[Start PROVIDED DATA]

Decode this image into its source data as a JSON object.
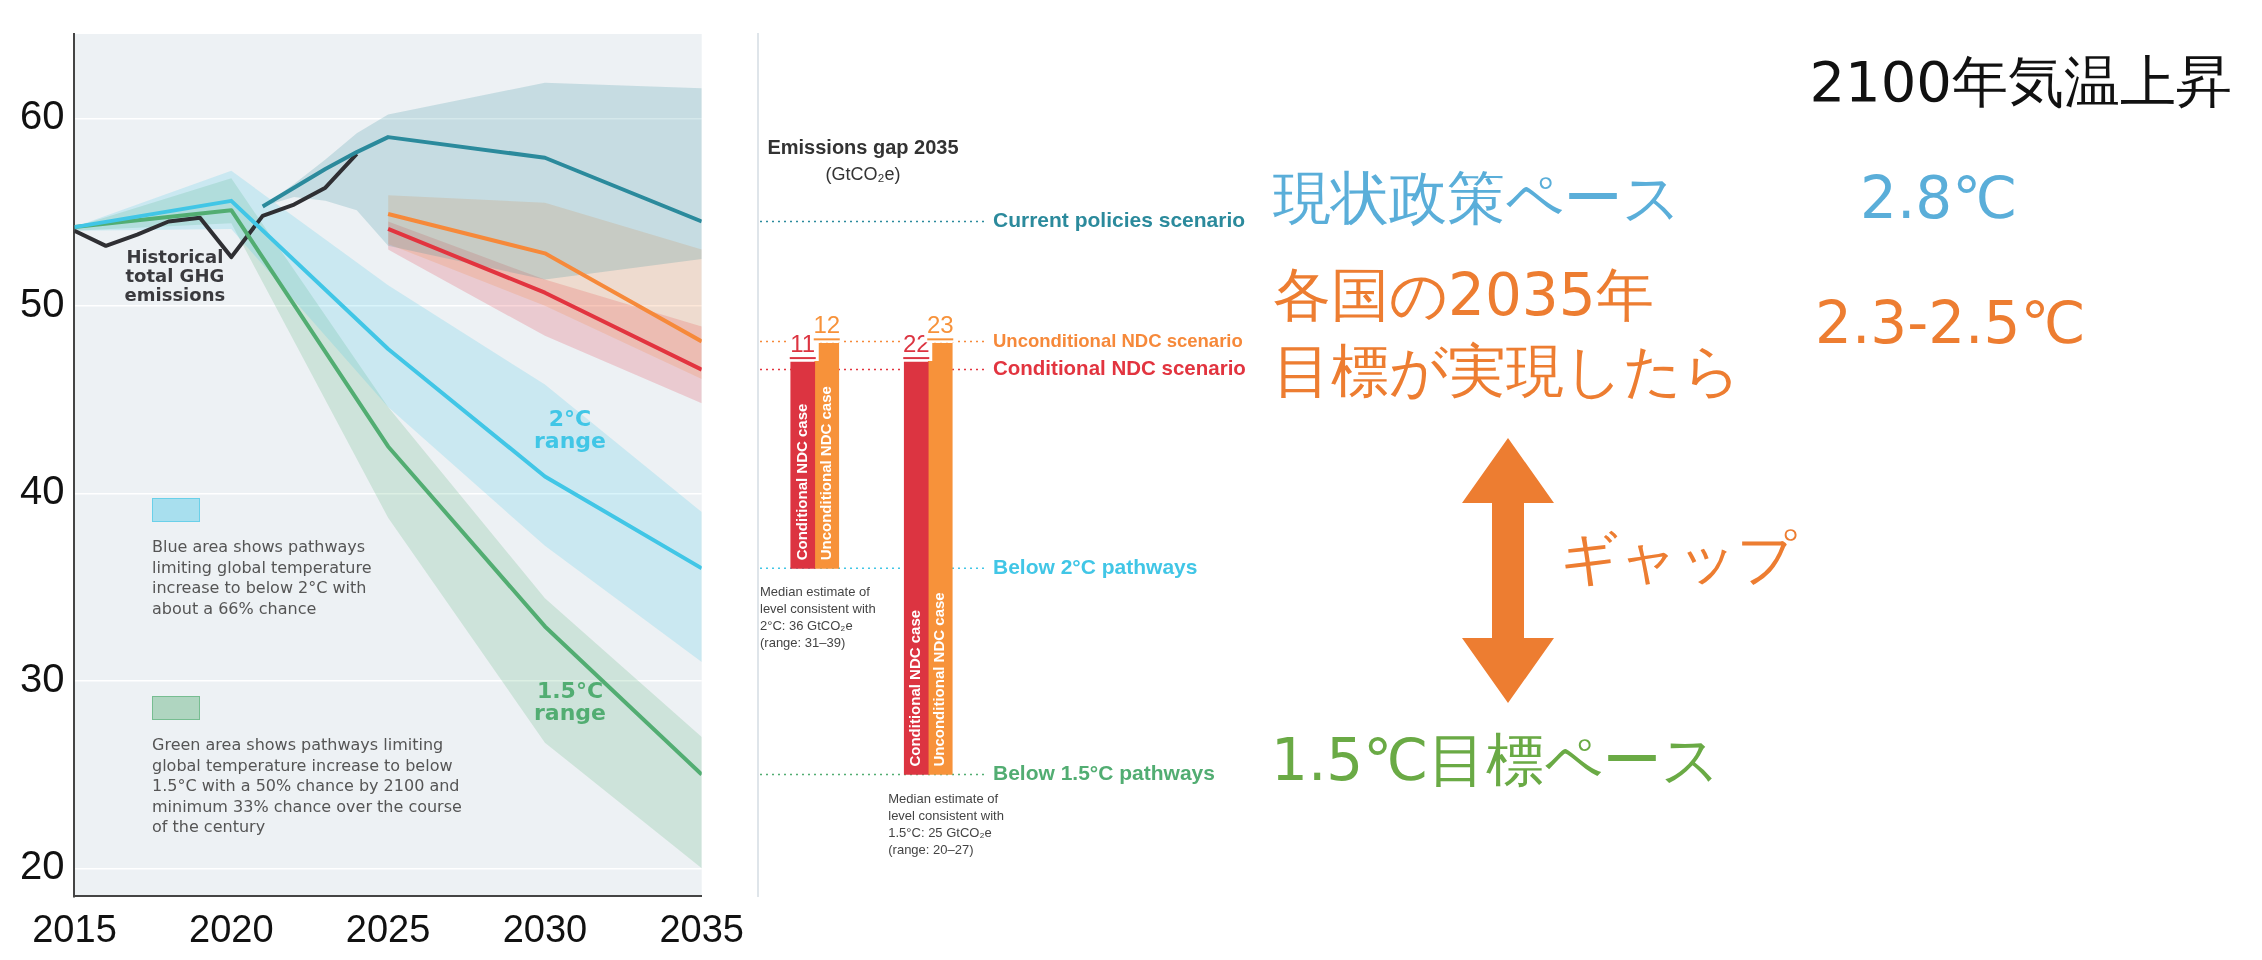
{
  "chart_data": [
    {
      "type": "line",
      "xlim": [
        2015,
        2035
      ],
      "xticks": [
        2015,
        2020,
        2025,
        2030,
        2035
      ],
      "ylim": [
        18.5,
        64.5
      ],
      "yticks": [
        20,
        30,
        40,
        50,
        60
      ],
      "grid": "y",
      "series": [
        {
          "color": "#2b8a9c",
          "x": [
            2021,
            2022,
            2023,
            2024,
            2025,
            2030,
            2035
          ],
          "values": [
            55.3,
            56.3,
            57.3,
            58.2,
            59.0,
            57.9,
            54.5
          ],
          "upper": [
            55.3,
            56.5,
            57.8,
            59.2,
            60.2,
            61.9,
            61.6
          ],
          "lower": [
            55.3,
            55.8,
            55.6,
            55.1,
            53.2,
            51.4,
            52.5
          ]
        },
        {
          "color": "#f6893a",
          "x": [
            2025,
            2030,
            2035
          ],
          "values": [
            54.9,
            52.8,
            48.1
          ],
          "upper": [
            55.9,
            55.5,
            53.0
          ],
          "lower": [
            53.3,
            50.0,
            46.1
          ]
        },
        {
          "color": "#e2343f",
          "x": [
            2025,
            2030,
            2035
          ],
          "values": [
            54.1,
            50.7,
            46.6
          ],
          "upper": [
            54.5,
            51.4,
            48.9
          ],
          "lower": [
            53.0,
            48.4,
            44.8
          ]
        },
        {
          "color": "#41c6e6",
          "x": [
            2015,
            2020,
            2025,
            2030,
            2035
          ],
          "values": [
            54.2,
            55.6,
            47.7,
            40.9,
            36
          ],
          "upper": [
            54.2,
            57.2,
            51.1,
            45.8,
            39
          ],
          "lower": [
            54.0,
            54.1,
            44.6,
            37.2,
            31
          ]
        },
        {
          "color": "#52ad72",
          "x": [
            2015,
            2020,
            2025,
            2030,
            2035
          ],
          "values": [
            54.2,
            55.1,
            42.5,
            32.9,
            25
          ],
          "upper": [
            54.2,
            56.8,
            44.6,
            34.4,
            27
          ],
          "lower": [
            54.0,
            54.4,
            38.7,
            26.7,
            20
          ]
        },
        {
          "color": "#2f2f33",
          "x": [
            2015,
            2016,
            2017,
            2018,
            2019,
            2020,
            2021,
            2022,
            2023,
            2024
          ],
          "values": [
            54.0,
            53.2,
            53.8,
            54.5,
            54.7,
            52.6,
            54.8,
            55.4,
            56.3,
            58.1
          ]
        }
      ],
      "annotations": [
        "Historical\ntotal GHG\nemissions",
        "2°C\nrange",
        "1.5°C\nrange",
        "Blue area shows pathways\nlimiting global temperature\nincrease to below 2°C with\nabout a 66% chance",
        "Green area shows pathways limiting\nglobal temperature increase to below\n1.5°C with a 50% chance by 2100 and\nminimum 33% chance over the course\nof the century"
      ]
    },
    {
      "type": "bar",
      "title": "Emissions gap 2035",
      "subtitle": "(GtCO₂e)",
      "categories": [
        null,
        null
      ],
      "ylim": [
        18.5,
        64.5
      ],
      "tick_labels": false,
      "data_labels": true,
      "series": [
        {
          "name": "Conditional NDC case",
          "color": "#dc3441",
          "values": [
            11,
            22
          ],
          "base": [
            36,
            25
          ]
        },
        {
          "name": "Unconditional NDC case",
          "color": "#f7923a",
          "values": [
            12,
            23
          ],
          "base": [
            36,
            25
          ]
        }
      ],
      "ref_lines": [
        {
          "axis": "y",
          "value": 54.5,
          "label": "Current policies scenario",
          "color": "#2b8a9c",
          "line_style": "dotted"
        },
        {
          "axis": "y",
          "value": 48.1,
          "label": "Unconditional NDC scenario",
          "color": "#f6893a",
          "line_style": "dotted"
        },
        {
          "axis": "y",
          "value": 46.6,
          "label": "Conditional NDC scenario",
          "color": "#e2343f",
          "line_style": "dotted"
        },
        {
          "axis": "y",
          "value": 36,
          "label": "Below 2°C pathways",
          "color": "#41c6e6",
          "line_style": "dotted"
        },
        {
          "axis": "y",
          "value": 25,
          "label": "Below 1.5°C pathways",
          "color": "#52ad72",
          "line_style": "dotted"
        }
      ],
      "annotations": [
        "Median estimate of\nlevel consistent with\n2°C: 36 GtCO₂e\n(range: 31–39)",
        "Median estimate of\nlevel consistent with\n1.5°C: 25 GtCO₂e\n(range: 20–27)"
      ]
    },
    {
      "type": "other",
      "title": "2100年気温上昇",
      "annotations": [
        "現状政策ペース",
        "2.8℃",
        "各国の2035年",
        "目標が実現したら",
        "2.3-2.5℃",
        "ギャップ",
        "1.5℃目標ペース"
      ]
    }
  ]
}
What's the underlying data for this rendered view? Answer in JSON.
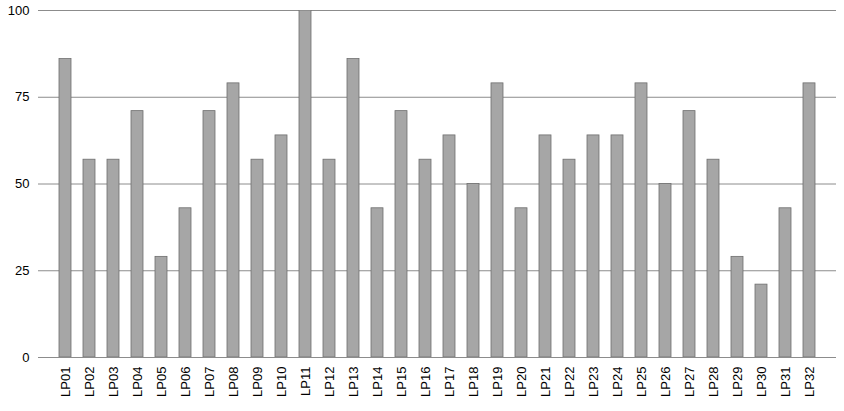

[End PROVIDED DATA]

- **EXERCISE DIRECTIONS**
From the listing above, print every entry precisely and drop the pictures.

- **RESULT**
Decode this image into its source data as a JSON object.
{
  "chart_data": [
    {
      "type": "line",
      "xlim": [
        2015,
        2035
      ],
      "xticks": [
        2015,
        2020,
        2025,
        2030,
        2035
      ],
      "ylim": [
        18.5,
        64.5
      ],
      "yticks": [
        20,
        30,
        40,
        50,
        60
      ],
      "grid": "y",
      "series": [
        {
          "color": "#2b8a9c",
          "x": [
            2021,
            2022,
            2023,
            2024,
            2025,
            2030,
            2035
          ],
          "values": [
            55.3,
            56.3,
            57.3,
            58.2,
            59.0,
            57.9,
            54.5
          ],
          "upper": [
            55.3,
            56.5,
            57.8,
            59.2,
            60.2,
            61.9,
            61.6
          ],
          "lower": [
            55.3,
            55.8,
            55.6,
            55.1,
            53.2,
            51.4,
            52.5
          ]
        },
        {
          "color": "#f6893a",
          "x": [
            2025,
            2030,
            2035
          ],
          "values": [
            54.9,
            52.8,
            48.1
          ],
          "upper": [
            55.9,
            55.5,
            53.0
          ],
          "lower": [
            53.3,
            50.0,
            46.1
          ]
        },
        {
          "color": "#e2343f",
          "x": [
            2025,
            2030,
            2035
          ],
          "values": [
            54.1,
            50.7,
            46.6
          ],
          "upper": [
            54.5,
            51.4,
            48.9
          ],
          "lower": [
            53.0,
            48.4,
            44.8
          ]
        },
        {
          "color": "#41c6e6",
          "x": [
            2015,
            2020,
            2025,
            2030,
            2035
          ],
          "values": [
            54.2,
            55.6,
            47.7,
            40.9,
            36
          ],
          "upper": [
            54.2,
            57.2,
            51.1,
            45.8,
            39
          ],
          "lower": [
            54.0,
            54.1,
            44.6,
            37.2,
            31
          ]
        },
        {
          "color": "#52ad72",
          "x": [
            2015,
            2020,
            2025,
            2030,
            2035
          ],
          "values": [
            54.2,
            55.1,
            42.5,
            32.9,
            25
          ],
          "upper": [
            54.2,
            56.8,
            44.6,
            34.4,
            27
          ],
          "lower": [
            54.0,
            54.4,
            38.7,
            26.7,
            20
          ]
        },
        {
          "color": "#2f2f33",
          "x": [
            2015,
            2016,
            2017,
            2018,
            2019,
            2020,
            2021,
            2022,
            2023,
            2024
          ],
          "values": [
            54.0,
            53.2,
            53.8,
            54.5,
            54.7,
            52.6,
            54.8,
            55.4,
            56.3,
            58.1
          ]
        }
      ],
      "annotations": [
        "Historical\ntotal GHG\nemissions",
        "2°C\nrange",
        "1.5°C\nrange",
        "Blue area shows pathways\nlimiting global temperature\nincrease to below 2°C with\nabout a 66% chance",
        "Green area shows pathways limiting\nglobal temperature increase to below\n1.5°C with a 50% chance by 2100 and\nminimum 33% chance over the course\nof the century"
      ]
    },
    {
      "type": "bar",
      "title": "Emissions gap 2035",
      "subtitle": "(GtCO₂e)",
      "categories": [
        null,
        null
      ],
      "ylim": [
        18.5,
        64.5
      ],
      "tick_labels": false,
      "data_labels": true,
      "series": [
        {
          "name": "Conditional NDC case",
          "color": "#dc3441",
          "values": [
            11,
            22
          ],
          "base": [
            36,
            25
          ]
        },
        {
          "name": "Unconditional NDC case",
          "color": "#f7923a",
          "values": [
            12,
            23
          ],
          "base": [
            36,
            25
          ]
        }
      ],
      "ref_lines": [
        {
          "axis": "y",
          "value": 54.5,
          "label": "Current policies scenario",
          "color": "#2b8a9c",
          "line_style": "dotted"
        },
        {
          "axis": "y",
          "value": 48.1,
          "label": "Unconditional NDC scenario",
          "color": "#f6893a",
          "line_style": "dotted"
        },
        {
          "axis": "y",
          "value": 46.6,
          "label": "Conditional NDC scenario",
          "color": "#e2343f",
          "line_style": "dotted"
        },
        {
          "axis": "y",
          "value": 36,
          "label": "Below 2°C pathways",
          "color": "#41c6e6",
          "line_style": "dotted"
        },
        {
          "axis": "y",
          "value": 25,
          "label": "Below 1.5°C pathways",
          "color": "#52ad72",
          "line_style": "dotted"
        }
      ],
      "annotations": [
        "Median estimate of\nlevel consistent with\n2°C: 36 GtCO₂e\n(range: 31–39)",
        "Median estimate of\nlevel consistent with\n1.5°C: 25 GtCO₂e\n(range: 20–27)"
      ]
    },
    {
      "type": "other",
      "title": "2100年気温上昇",
      "annotations": [
        "現状政策ペース",
        "2.8℃",
        "各国の2035年",
        "目標が実現したら",
        "2.3-2.5℃",
        "ギャップ",
        "1.5℃目標ペース"
      ]
    }
  ]
}
What's the underlying data for this rendered view? Answer in JSON.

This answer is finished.